_MATERIAL SUPPLIED_:

■ ■ ■

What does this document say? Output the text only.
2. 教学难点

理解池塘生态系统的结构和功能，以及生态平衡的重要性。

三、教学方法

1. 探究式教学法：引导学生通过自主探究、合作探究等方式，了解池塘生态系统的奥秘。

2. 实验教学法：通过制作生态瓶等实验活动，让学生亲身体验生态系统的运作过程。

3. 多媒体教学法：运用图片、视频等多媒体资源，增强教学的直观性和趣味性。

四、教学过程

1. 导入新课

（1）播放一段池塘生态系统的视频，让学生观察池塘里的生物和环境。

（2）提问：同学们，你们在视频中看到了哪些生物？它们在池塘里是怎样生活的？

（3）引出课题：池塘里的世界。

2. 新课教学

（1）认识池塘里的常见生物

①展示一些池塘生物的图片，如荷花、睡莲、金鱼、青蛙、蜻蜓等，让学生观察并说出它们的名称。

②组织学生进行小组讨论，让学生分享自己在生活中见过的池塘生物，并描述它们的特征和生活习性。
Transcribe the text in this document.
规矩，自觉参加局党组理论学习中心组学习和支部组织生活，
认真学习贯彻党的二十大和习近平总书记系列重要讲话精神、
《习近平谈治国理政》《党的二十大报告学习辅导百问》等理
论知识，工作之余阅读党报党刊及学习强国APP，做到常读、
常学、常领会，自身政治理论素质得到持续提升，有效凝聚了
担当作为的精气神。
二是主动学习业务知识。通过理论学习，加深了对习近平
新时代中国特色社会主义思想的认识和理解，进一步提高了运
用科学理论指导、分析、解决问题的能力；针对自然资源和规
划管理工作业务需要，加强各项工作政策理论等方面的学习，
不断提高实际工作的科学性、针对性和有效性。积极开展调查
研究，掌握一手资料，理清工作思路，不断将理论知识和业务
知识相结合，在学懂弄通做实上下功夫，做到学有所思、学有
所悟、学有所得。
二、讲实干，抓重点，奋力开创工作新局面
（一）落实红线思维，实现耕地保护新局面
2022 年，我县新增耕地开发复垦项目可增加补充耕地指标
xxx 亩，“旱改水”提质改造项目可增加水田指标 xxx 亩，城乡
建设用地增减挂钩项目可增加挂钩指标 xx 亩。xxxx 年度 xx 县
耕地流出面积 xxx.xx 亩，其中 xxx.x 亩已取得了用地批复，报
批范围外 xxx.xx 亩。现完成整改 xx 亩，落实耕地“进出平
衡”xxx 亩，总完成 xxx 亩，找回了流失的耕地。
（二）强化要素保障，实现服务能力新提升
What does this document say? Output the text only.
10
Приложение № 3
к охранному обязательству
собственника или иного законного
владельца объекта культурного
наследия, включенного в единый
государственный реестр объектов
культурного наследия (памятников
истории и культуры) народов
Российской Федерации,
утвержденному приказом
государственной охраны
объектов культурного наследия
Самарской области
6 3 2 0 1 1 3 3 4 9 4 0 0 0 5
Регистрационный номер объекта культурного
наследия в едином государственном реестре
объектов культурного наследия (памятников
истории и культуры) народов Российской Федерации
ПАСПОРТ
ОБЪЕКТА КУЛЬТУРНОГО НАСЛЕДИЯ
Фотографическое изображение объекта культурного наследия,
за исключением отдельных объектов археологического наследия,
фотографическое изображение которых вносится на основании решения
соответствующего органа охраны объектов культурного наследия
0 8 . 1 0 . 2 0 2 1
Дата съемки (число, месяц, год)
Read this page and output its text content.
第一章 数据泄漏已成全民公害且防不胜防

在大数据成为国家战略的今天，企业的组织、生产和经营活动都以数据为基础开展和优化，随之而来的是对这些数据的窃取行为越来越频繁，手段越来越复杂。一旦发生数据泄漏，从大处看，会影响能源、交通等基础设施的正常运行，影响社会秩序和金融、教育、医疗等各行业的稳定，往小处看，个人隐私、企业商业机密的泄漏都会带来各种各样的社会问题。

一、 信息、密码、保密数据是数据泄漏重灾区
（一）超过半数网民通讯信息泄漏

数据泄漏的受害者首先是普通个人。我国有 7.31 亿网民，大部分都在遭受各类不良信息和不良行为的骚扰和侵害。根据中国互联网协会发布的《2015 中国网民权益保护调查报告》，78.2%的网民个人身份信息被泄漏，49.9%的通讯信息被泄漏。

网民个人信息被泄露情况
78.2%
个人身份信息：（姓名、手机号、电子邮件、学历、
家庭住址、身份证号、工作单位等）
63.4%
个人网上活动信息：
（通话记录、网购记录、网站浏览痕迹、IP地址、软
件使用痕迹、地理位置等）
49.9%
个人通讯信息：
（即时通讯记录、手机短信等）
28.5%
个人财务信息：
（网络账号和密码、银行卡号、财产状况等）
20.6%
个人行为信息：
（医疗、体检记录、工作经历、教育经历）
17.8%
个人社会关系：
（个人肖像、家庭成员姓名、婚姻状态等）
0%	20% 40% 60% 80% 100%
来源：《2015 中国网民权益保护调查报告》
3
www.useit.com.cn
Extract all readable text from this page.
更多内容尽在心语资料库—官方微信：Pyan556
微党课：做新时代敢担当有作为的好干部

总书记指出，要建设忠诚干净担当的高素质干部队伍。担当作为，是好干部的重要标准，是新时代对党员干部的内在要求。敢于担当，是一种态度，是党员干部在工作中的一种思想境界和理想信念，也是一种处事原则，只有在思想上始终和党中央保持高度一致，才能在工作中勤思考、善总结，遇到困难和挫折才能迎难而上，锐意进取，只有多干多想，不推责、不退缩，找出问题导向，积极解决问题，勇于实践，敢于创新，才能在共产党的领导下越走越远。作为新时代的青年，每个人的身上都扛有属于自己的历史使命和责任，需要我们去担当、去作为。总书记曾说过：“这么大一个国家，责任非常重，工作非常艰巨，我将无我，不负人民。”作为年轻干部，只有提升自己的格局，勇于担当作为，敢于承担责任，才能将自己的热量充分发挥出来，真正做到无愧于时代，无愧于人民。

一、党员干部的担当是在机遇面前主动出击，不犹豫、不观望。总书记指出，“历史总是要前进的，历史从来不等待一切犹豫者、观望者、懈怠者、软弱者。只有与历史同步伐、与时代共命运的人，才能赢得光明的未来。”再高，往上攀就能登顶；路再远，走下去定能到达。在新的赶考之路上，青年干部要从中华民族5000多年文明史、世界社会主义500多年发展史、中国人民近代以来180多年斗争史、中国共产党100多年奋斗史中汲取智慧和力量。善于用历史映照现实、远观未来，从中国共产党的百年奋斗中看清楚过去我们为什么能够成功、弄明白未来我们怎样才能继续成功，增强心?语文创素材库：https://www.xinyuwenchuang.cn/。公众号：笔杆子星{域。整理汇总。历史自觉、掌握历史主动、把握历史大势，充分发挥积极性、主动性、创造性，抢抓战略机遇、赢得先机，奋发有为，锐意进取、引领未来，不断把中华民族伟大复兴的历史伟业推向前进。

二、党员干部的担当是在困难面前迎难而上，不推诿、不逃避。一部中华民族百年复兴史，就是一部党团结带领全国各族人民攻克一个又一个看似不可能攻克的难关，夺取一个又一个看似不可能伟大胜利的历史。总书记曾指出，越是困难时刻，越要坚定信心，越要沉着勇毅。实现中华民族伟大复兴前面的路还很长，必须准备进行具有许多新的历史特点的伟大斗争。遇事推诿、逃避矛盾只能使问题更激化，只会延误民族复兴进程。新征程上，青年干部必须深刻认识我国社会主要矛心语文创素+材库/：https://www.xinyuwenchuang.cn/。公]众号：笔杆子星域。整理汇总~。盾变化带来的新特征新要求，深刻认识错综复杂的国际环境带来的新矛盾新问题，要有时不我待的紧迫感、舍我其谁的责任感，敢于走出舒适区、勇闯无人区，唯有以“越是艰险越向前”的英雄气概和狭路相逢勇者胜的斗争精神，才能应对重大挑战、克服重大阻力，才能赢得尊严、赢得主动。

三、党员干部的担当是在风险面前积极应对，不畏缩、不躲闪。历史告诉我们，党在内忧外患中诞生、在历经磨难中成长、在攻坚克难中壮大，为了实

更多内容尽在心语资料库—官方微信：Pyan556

■ ■ ■

_DO THIS_: Locate "Read this page and output its text content." in the data above. Then repeat, exactly, its line and each line after it through the last, adding nothing.

_CORRECT ANSWER_:
Read this page and output its text content.
第一章 数据泄漏已成全民公害且防不胜防

在大数据成为国家战略的今天，企业的组织、生产和经营活动都以数据为基础开展和优化，随之而来的是对这些数据的窃取行为越来越频繁，手段越来越复杂。一旦发生数据泄漏，从大处看，会影响能源、交通等基础设施的正常运行，影响社会秩序和金融、教育、医疗等各行业的稳定，往小处看，个人隐私、企业商业机密的泄漏都会带来各种各样的社会问题。

一、 信息、密码、保密数据是数据泄漏重灾区
（一）超过半数网民通讯信息泄漏

数据泄漏的受害者首先是普通个人。我国有 7.31 亿网民，大部分都在遭受各类不良信息和不良行为的骚扰和侵害。根据中国互联网协会发布的《2015 中国网民权益保护调查报告》，78.2%的网民个人身份信息被泄漏，49.9%的通讯信息被泄漏。

网民个人信息被泄露情况
78.2%
个人身份信息：（姓名、手机号、电子邮件、学历、
家庭住址、身份证号、工作单位等）
63.4%
个人网上活动信息：
（通话记录、网购记录、网站浏览痕迹、IP地址、软
件使用痕迹、地理位置等）
49.9%
个人通讯信息：
（即时通讯记录、手机短信等）
28.5%
个人财务信息：
（网络账号和密码、银行卡号、财产状况等）
20.6%
个人行为信息：
（医疗、体检记录、工作经历、教育经历）
17.8%
个人社会关系：
（个人肖像、家庭成员姓名、婚姻状态等）
0%	20% 40% 60% 80% 100%
来源：《2015 中国网民权益保护调查报告》
3
www.useit.com.cn
Extract all readable text from this page.
更多内容尽在心语资料库—官方微信：Pyan556
微党课：做新时代敢担当有作为的好干部

总书记指出，要建设忠诚干净担当的高素质干部队伍。担当作为，是好干部的重要标准，是新时代对党员干部的内在要求。敢于担当，是一种态度，是党员干部在工作中的一种思想境界和理想信念，也是一种处事原则，只有在思想上始终和党中央保持高度一致，才能在工作中勤思考、善总结，遇到困难和挫折才能迎难而上，锐意进取，只有多干多想，不推责、不退缩，找出问题导向，积极解决问题，勇于实践，敢于创新，才能在共产党的领导下越走越远。作为新时代的青年，每个人的身上都扛有属于自己的历史使命和责任，需要我们去担当、去作为。总书记曾说过：“这么大一个国家，责任非常重，工作非常艰巨，我将无我，不负人民。”作为年轻干部，只有提升自己的格局，勇于担当作为，敢于承担责任，才能将自己的热量充分发挥出来，真正做到无愧于时代，无愧于人民。

一、党员干部的担当是在机遇面前主动出击，不犹豫、不观望。总书记指出，“历史总是要前进的，历史从来不等待一切犹豫者、观望者、懈怠者、软弱者。只有与历史同步伐、与时代共命运的人，才能赢得光明的未来。”再高，往上攀就能登顶；路再远，走下去定能到达。在新的赶考之路上，青年干部要从中华民族5000多年文明史、世界社会主义500多年发展史、中国人民近代以来180多年斗争史、中国共产党100多年奋斗史中汲取智慧和力量。善于用历史映照现实、远观未来，从中国共产党的百年奋斗中看清楚过去我们为什么能够成功、弄明白未来我们怎样才能继续成功，增强心?语文创素材库：https://www.xinyuwenchuang.cn/。公众号：笔杆子星{域。整理汇总。历史自觉、掌握历史主动、把握历史大势，充分发挥积极性、主动性、创造性，抢抓战略机遇、赢得先机，奋发有为，锐意进取、引领未来，不断把中华民族伟大复兴的历史伟业推向前进。

二、党员干部的担当是在困难面前迎难而上，不推诿、不逃避。一部中华民族百年复兴史，就是一部党团结带领全国各族人民攻克一个又一个看似不可能攻克的难关，夺取一个又一个看似不可能伟大胜利的历史。总书记曾指出，越是困难时刻，越要坚定信心，越要沉着勇毅。实现中华民族伟大复兴前面的路还很长，必须准备进行具有许多新的历史特点的伟大斗争。遇事推诿、逃避矛盾只能使问题更激化，只会延误民族复兴进程。新征程上，青年干部必须深刻认识我国社会主要矛心语文创素+材库/：https://www.xinyuwenchuang.cn/。公]众号：笔杆子星域。整理汇总~。盾变化带来的新特征新要求，深刻认识错综复杂的国际环境带来的新矛盾新问题，要有时不我待的紧迫感、舍我其谁的责任感，敢于走出舒适区、勇闯无人区，唯有以“越是艰险越向前”的英雄气概和狭路相逢勇者胜的斗争精神，才能应对重大挑战、克服重大阻力，才能赢得尊严、赢得主动。

三、党员干部的担当是在风险面前积极应对，不畏缩、不躲闪。历史告诉我们，党在内忧外患中诞生、在历经磨难中成长、在攻坚克难中壮大，为了实

更多内容尽在心语资料库—官方微信：Pyan556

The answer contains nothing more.